• **SET EXERCISE**
Find the string "Sleep" in the records. Copy every line it appears in.

[Begin]

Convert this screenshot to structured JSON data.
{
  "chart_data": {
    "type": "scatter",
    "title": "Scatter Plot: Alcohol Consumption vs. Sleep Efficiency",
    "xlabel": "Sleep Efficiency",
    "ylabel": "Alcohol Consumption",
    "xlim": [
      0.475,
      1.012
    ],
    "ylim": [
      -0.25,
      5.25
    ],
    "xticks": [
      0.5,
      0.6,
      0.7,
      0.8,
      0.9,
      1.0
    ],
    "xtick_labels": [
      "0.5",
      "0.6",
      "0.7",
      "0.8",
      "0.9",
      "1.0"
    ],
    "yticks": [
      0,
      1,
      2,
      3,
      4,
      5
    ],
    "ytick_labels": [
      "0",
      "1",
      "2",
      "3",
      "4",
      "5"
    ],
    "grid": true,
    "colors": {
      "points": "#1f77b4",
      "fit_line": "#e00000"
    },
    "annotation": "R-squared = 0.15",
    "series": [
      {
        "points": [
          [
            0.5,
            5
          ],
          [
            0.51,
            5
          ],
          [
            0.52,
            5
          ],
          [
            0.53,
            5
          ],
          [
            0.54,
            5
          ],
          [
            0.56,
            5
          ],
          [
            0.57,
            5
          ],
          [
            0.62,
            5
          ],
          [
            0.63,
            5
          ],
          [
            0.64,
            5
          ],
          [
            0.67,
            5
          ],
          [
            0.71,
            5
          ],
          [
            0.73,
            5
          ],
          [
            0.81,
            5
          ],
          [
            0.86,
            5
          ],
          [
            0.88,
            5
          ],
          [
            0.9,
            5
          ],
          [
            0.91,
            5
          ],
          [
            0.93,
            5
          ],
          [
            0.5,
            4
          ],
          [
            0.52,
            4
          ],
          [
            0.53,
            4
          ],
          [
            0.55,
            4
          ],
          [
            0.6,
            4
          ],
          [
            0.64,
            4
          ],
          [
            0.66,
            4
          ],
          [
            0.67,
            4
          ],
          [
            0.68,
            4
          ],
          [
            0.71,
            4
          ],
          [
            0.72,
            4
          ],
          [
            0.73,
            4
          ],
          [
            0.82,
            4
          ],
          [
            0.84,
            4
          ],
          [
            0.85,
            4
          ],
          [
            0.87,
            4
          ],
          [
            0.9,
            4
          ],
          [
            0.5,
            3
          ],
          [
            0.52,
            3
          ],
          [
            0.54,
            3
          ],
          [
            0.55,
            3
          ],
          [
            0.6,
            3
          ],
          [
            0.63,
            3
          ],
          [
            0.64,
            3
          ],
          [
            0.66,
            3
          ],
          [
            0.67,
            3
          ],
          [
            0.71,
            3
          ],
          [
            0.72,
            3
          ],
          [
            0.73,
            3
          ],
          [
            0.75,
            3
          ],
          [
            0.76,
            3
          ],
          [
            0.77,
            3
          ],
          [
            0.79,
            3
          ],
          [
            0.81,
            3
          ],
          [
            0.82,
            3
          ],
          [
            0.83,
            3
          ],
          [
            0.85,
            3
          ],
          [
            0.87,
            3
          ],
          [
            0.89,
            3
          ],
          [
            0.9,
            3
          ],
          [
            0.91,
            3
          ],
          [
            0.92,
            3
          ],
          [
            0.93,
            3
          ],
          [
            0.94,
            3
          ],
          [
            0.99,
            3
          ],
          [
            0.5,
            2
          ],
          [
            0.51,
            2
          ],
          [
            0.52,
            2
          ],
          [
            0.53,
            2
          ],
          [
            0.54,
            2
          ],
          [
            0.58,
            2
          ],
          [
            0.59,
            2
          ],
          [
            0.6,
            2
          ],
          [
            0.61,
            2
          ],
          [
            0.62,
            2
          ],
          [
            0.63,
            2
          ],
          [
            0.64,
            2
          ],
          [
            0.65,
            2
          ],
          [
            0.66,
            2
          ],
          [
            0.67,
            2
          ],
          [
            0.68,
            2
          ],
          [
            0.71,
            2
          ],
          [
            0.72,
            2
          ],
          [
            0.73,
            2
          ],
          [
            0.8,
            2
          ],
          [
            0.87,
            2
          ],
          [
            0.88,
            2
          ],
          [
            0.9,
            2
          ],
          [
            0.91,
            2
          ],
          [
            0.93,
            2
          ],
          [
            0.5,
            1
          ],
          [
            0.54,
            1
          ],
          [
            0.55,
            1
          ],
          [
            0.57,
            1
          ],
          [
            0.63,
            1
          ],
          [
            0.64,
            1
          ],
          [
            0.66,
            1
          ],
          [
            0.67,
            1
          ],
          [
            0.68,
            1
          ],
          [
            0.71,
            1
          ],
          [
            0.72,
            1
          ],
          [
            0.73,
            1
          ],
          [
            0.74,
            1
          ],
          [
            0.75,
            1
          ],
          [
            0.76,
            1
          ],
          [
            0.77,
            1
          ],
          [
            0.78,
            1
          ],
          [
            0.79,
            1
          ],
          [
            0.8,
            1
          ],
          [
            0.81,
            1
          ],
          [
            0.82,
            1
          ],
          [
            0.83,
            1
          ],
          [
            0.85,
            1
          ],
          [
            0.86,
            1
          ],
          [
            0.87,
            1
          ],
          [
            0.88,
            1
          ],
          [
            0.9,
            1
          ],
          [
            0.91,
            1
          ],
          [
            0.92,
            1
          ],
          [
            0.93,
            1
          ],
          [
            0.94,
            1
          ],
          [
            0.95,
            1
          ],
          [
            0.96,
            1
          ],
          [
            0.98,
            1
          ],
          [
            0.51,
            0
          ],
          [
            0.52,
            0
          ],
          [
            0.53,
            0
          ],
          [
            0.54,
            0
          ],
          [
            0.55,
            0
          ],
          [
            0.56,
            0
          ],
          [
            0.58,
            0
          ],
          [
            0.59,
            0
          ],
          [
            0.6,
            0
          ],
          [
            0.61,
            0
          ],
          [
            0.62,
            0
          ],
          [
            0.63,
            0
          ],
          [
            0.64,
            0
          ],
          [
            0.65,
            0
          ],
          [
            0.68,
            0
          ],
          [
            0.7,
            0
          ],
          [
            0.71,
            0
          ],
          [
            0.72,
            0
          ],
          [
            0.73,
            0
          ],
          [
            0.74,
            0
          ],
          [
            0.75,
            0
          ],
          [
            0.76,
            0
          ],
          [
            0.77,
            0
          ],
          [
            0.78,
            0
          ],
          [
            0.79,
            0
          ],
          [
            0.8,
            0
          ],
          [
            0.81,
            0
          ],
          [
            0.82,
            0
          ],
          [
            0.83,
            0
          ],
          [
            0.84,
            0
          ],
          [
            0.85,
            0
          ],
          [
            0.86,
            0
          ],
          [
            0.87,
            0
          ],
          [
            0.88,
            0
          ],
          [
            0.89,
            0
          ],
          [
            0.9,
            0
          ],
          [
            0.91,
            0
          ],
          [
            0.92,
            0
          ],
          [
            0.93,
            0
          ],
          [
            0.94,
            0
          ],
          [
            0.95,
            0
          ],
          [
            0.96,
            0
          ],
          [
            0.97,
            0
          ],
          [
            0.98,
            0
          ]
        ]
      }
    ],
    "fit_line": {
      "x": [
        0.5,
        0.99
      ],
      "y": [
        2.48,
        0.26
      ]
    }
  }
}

[End]

• **COMPLETE ANSWER**
    "title": "Scatter Plot: Alcohol Consumption vs. Sleep Efficiency",
    "xlabel": "Sleep Efficiency",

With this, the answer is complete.